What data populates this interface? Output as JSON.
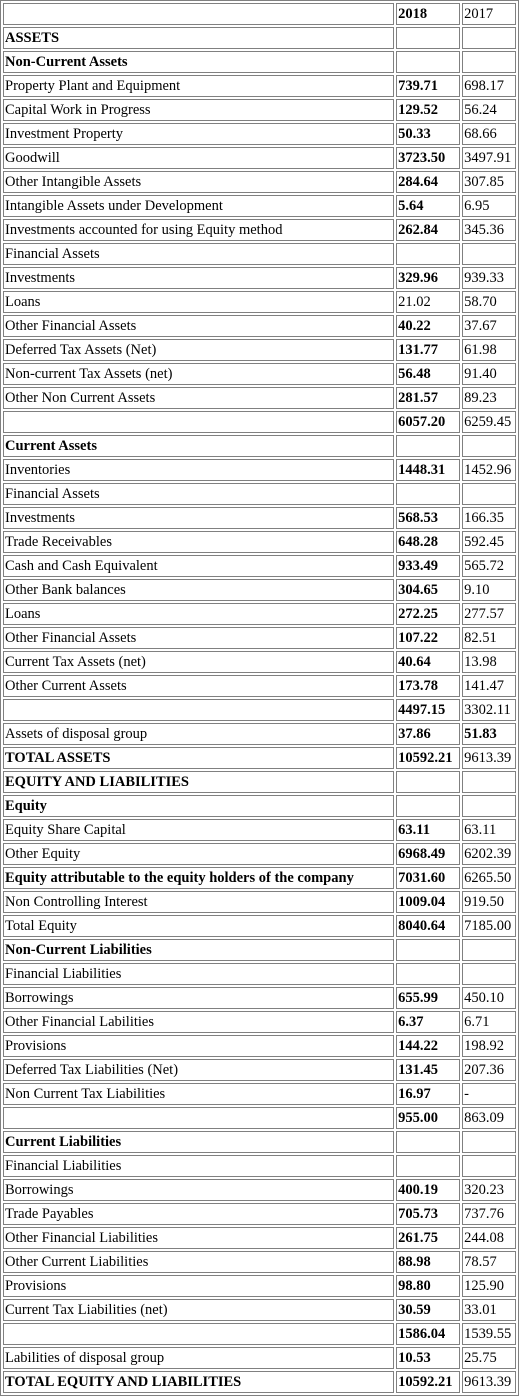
{
  "header": {
    "label": "",
    "year_current": "2018",
    "year_prior": "2017"
  },
  "rows": [
    {
      "label": "ASSETS",
      "v2018": "",
      "v2017": "",
      "bold_label": true
    },
    {
      "label": "Non-Current Assets",
      "v2018": "",
      "v2017": "",
      "bold_label": true
    },
    {
      "label": "Property Plant and Equipment",
      "v2018": "739.71",
      "v2017": "698.17",
      "bold_label": false
    },
    {
      "label": "Capital Work in Progress",
      "v2018": "129.52",
      "v2017": "56.24",
      "bold_label": false
    },
    {
      "label": "Investment Property",
      "v2018": "50.33",
      "v2017": "68.66",
      "bold_label": false
    },
    {
      "label": "Goodwill",
      "v2018": "3723.50",
      "v2017": "3497.91",
      "bold_label": false
    },
    {
      "label": "Other Intangible Assets",
      "v2018": "284.64",
      "v2017": "307.85",
      "bold_label": false
    },
    {
      "label": "Intangible Assets under Development",
      "v2018": "5.64",
      "v2017": "6.95",
      "bold_label": false
    },
    {
      "label": "Investments accounted for using Equity method",
      "v2018": "262.84",
      "v2017": "345.36",
      "bold_label": false
    },
    {
      "label": "Financial Assets",
      "v2018": "",
      "v2017": "",
      "bold_label": false
    },
    {
      "label": "Investments",
      "v2018": "329.96",
      "v2017": "939.33",
      "bold_label": false
    },
    {
      "label": "Loans",
      "v2018": "21.02",
      "v2017": "58.70",
      "bold_label": false,
      "normal_v2018": true
    },
    {
      "label": "Other Financial Assets",
      "v2018": "40.22",
      "v2017": "37.67",
      "bold_label": false
    },
    {
      "label": "Deferred Tax Assets (Net)",
      "v2018": "131.77",
      "v2017": "61.98",
      "bold_label": false
    },
    {
      "label": "Non-current Tax Assets (net)",
      "v2018": "56.48",
      "v2017": "91.40",
      "bold_label": false
    },
    {
      "label": "Other Non Current Assets",
      "v2018": "281.57",
      "v2017": "89.23",
      "bold_label": false
    },
    {
      "label": "",
      "v2018": "6057.20",
      "v2017": "6259.45",
      "bold_label": false
    },
    {
      "label": "Current Assets",
      "v2018": "",
      "v2017": "",
      "bold_label": true
    },
    {
      "label": "Inventories",
      "v2018": "1448.31",
      "v2017": "1452.96",
      "bold_label": false
    },
    {
      "label": "Financial Assets",
      "v2018": "",
      "v2017": "",
      "bold_label": false
    },
    {
      "label": "Investments",
      "v2018": "568.53",
      "v2017": "166.35",
      "bold_label": false
    },
    {
      "label": "Trade Receivables",
      "v2018": "648.28",
      "v2017": "592.45",
      "bold_label": false
    },
    {
      "label": "Cash and Cash Equivalent",
      "v2018": "933.49",
      "v2017": "565.72",
      "bold_label": false
    },
    {
      "label": "Other Bank balances",
      "v2018": "304.65",
      "v2017": "9.10",
      "bold_label": false
    },
    {
      "label": "Loans",
      "v2018": "272.25",
      "v2017": "277.57",
      "bold_label": false
    },
    {
      "label": "Other Financial Assets",
      "v2018": "107.22",
      "v2017": "82.51",
      "bold_label": false
    },
    {
      "label": "Current Tax Assets (net)",
      "v2018": "40.64",
      "v2017": "13.98",
      "bold_label": false
    },
    {
      "label": "Other Current Assets",
      "v2018": "173.78",
      "v2017": "141.47",
      "bold_label": false
    },
    {
      "label": "",
      "v2018": "4497.15",
      "v2017": "3302.11",
      "bold_label": false
    },
    {
      "label": "Assets of disposal group",
      "v2018": "37.86",
      "v2017": "51.83",
      "bold_label": false,
      "bold_v2017": true
    },
    {
      "label": "TOTAL ASSETS",
      "v2018": "10592.21",
      "v2017": "9613.39",
      "bold_label": true
    },
    {
      "label": "EQUITY AND LIABILITIES",
      "v2018": "",
      "v2017": "",
      "bold_label": true
    },
    {
      "label": "Equity",
      "v2018": "",
      "v2017": "",
      "bold_label": true
    },
    {
      "label": "Equity Share Capital",
      "v2018": "63.11",
      "v2017": "63.11",
      "bold_label": false
    },
    {
      "label": "Other Equity",
      "v2018": "6968.49",
      "v2017": "6202.39",
      "bold_label": false
    },
    {
      "label": "Equity attributable to the equity holders of the company",
      "v2018": "7031.60",
      "v2017": "6265.50",
      "bold_label": true
    },
    {
      "label": "Non Controlling Interest",
      "v2018": "1009.04",
      "v2017": "919.50",
      "bold_label": false
    },
    {
      "label": "Total Equity",
      "v2018": "8040.64",
      "v2017": "7185.00",
      "bold_label": false
    },
    {
      "label": "Non-Current Liabilities",
      "v2018": "",
      "v2017": "",
      "bold_label": true
    },
    {
      "label": "Financial Liabilities",
      "v2018": "",
      "v2017": "",
      "bold_label": false
    },
    {
      "label": "Borrowings",
      "v2018": "655.99",
      "v2017": "450.10",
      "bold_label": false
    },
    {
      "label": "Other Financial Labilities",
      "v2018": "6.37",
      "v2017": "6.71",
      "bold_label": false
    },
    {
      "label": "Provisions",
      "v2018": "144.22",
      "v2017": "198.92",
      "bold_label": false
    },
    {
      "label": "Deferred Tax Liabilities (Net)",
      "v2018": "131.45",
      "v2017": "207.36",
      "bold_label": false
    },
    {
      "label": "Non Current Tax Liabilities",
      "v2018": "16.97",
      "v2017": "-",
      "bold_label": false
    },
    {
      "label": "",
      "v2018": "955.00",
      "v2017": "863.09",
      "bold_label": false
    },
    {
      "label": "Current Liabilities",
      "v2018": "",
      "v2017": "",
      "bold_label": true
    },
    {
      "label": "Financial Liabilities",
      "v2018": "",
      "v2017": "",
      "bold_label": false
    },
    {
      "label": "Borrowings",
      "v2018": "400.19",
      "v2017": "320.23",
      "bold_label": false
    },
    {
      "label": "Trade Payables",
      "v2018": "705.73",
      "v2017": "737.76",
      "bold_label": false
    },
    {
      "label": "Other Financial Liabilities",
      "v2018": "261.75",
      "v2017": "244.08",
      "bold_label": false
    },
    {
      "label": "Other Current Liabilities",
      "v2018": "88.98",
      "v2017": "78.57",
      "bold_label": false
    },
    {
      "label": "Provisions",
      "v2018": "98.80",
      "v2017": "125.90",
      "bold_label": false
    },
    {
      "label": "Current Tax Liabilities (net)",
      "v2018": "30.59",
      "v2017": "33.01",
      "bold_label": false
    },
    {
      "label": "",
      "v2018": "1586.04",
      "v2017": "1539.55",
      "bold_label": false
    },
    {
      "label": "Labilities of disposal group",
      "v2018": "10.53",
      "v2017": "25.75",
      "bold_label": false
    },
    {
      "label": "TOTAL EQUITY AND LIABILITIES",
      "v2018": "10592.21",
      "v2017": "9613.39",
      "bold_label": true
    }
  ]
}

+===+

EXERCISE PROMPT: Across all the entries, count the lines that contain the word "Capital" and give the number by itself.

TASK ANSWER: 2